§ **EXERCISE BRIEF**
Please write out the material below word for word, from its first line through the line containing "cell-clasificado: LA UNION", with both of those lines included.

Listings of element locations:
::::

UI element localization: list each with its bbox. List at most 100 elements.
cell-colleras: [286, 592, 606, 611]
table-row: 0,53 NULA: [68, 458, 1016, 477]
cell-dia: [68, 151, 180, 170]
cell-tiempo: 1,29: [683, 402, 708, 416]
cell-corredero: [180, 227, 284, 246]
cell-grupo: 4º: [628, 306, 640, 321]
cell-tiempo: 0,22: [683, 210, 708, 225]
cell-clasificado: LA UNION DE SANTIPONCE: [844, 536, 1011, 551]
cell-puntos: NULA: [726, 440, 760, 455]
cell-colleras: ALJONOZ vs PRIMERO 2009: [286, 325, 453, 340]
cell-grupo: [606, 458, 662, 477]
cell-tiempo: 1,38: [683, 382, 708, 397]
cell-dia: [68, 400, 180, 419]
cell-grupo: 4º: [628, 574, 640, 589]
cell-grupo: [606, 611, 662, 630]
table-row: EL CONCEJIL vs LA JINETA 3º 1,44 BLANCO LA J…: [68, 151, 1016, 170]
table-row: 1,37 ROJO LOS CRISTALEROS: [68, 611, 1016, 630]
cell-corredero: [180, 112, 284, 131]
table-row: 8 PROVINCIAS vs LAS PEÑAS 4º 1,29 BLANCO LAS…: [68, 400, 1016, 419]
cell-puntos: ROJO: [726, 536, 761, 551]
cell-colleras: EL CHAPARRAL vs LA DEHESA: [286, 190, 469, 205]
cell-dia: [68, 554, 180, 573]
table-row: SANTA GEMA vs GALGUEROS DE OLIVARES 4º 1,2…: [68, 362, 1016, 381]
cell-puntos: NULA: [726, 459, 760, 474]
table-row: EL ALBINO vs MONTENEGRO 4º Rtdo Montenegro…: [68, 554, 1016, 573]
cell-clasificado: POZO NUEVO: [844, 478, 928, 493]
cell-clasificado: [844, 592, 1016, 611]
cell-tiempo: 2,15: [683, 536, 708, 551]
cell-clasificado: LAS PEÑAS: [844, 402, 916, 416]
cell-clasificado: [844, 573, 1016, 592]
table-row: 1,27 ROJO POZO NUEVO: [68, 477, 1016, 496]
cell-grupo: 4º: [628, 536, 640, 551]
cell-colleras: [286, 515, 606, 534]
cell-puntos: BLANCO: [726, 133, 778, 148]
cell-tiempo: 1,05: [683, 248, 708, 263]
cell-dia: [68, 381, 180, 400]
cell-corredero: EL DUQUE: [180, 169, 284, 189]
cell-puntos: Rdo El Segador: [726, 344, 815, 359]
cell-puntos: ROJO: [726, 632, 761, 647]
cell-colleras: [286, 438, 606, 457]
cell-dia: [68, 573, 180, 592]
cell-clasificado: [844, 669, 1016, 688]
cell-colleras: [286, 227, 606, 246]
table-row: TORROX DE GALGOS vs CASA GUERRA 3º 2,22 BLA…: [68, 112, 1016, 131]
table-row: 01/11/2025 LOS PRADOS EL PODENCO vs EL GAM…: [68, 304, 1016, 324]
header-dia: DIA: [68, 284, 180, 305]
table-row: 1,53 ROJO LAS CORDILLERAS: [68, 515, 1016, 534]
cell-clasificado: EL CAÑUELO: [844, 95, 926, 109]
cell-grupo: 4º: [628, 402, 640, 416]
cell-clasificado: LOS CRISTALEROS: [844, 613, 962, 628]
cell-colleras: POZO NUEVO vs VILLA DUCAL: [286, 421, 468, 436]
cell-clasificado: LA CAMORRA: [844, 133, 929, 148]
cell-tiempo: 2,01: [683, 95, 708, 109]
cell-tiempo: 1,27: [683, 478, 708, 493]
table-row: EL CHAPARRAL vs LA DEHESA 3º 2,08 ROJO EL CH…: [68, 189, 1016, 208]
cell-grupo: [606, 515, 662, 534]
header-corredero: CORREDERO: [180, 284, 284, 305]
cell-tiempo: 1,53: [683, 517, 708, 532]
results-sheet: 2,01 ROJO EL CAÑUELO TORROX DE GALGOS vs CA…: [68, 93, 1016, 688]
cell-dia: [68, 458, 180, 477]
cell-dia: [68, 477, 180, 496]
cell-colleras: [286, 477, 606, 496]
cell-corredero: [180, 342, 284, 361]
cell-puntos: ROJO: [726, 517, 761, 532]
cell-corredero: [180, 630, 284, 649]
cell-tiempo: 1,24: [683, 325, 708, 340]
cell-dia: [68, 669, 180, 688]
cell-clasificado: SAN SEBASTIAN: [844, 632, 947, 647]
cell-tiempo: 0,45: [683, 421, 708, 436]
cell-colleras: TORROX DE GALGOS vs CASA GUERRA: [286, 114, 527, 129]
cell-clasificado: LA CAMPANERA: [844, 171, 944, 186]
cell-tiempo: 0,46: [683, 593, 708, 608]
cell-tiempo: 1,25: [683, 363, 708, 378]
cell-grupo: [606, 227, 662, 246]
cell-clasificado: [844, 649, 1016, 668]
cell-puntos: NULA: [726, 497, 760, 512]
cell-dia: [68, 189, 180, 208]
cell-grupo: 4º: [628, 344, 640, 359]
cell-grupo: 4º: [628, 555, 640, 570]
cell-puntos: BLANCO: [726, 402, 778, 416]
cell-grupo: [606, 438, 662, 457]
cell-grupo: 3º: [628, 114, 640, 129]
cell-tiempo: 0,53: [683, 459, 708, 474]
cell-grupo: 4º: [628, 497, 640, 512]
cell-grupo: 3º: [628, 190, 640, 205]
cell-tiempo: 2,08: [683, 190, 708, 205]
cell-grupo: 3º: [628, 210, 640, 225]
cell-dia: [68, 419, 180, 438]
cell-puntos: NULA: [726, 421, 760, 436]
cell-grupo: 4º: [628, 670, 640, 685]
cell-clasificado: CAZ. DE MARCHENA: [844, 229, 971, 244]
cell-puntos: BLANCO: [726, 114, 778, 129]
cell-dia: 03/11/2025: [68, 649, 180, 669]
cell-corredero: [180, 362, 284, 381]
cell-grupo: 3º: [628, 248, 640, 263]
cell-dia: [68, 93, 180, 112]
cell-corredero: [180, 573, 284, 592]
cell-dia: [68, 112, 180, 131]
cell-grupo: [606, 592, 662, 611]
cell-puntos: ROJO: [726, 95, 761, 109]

::::

§ **SOLUTION**
UI element localization: list each with its bbox. List at most 100 elements.
cell-colleras: [286, 592, 606, 611]
table-row: 0,53 NULA: [68, 458, 1016, 477]
cell-dia: [68, 151, 180, 170]
cell-tiempo: 1,29: [683, 402, 708, 416]
cell-corredero: [180, 227, 284, 246]
cell-grupo: 4º: [628, 306, 640, 321]
cell-tiempo: 0,22: [683, 210, 708, 225]
cell-clasificado: LA UNION DE SANTIPONCE: [844, 536, 1011, 551]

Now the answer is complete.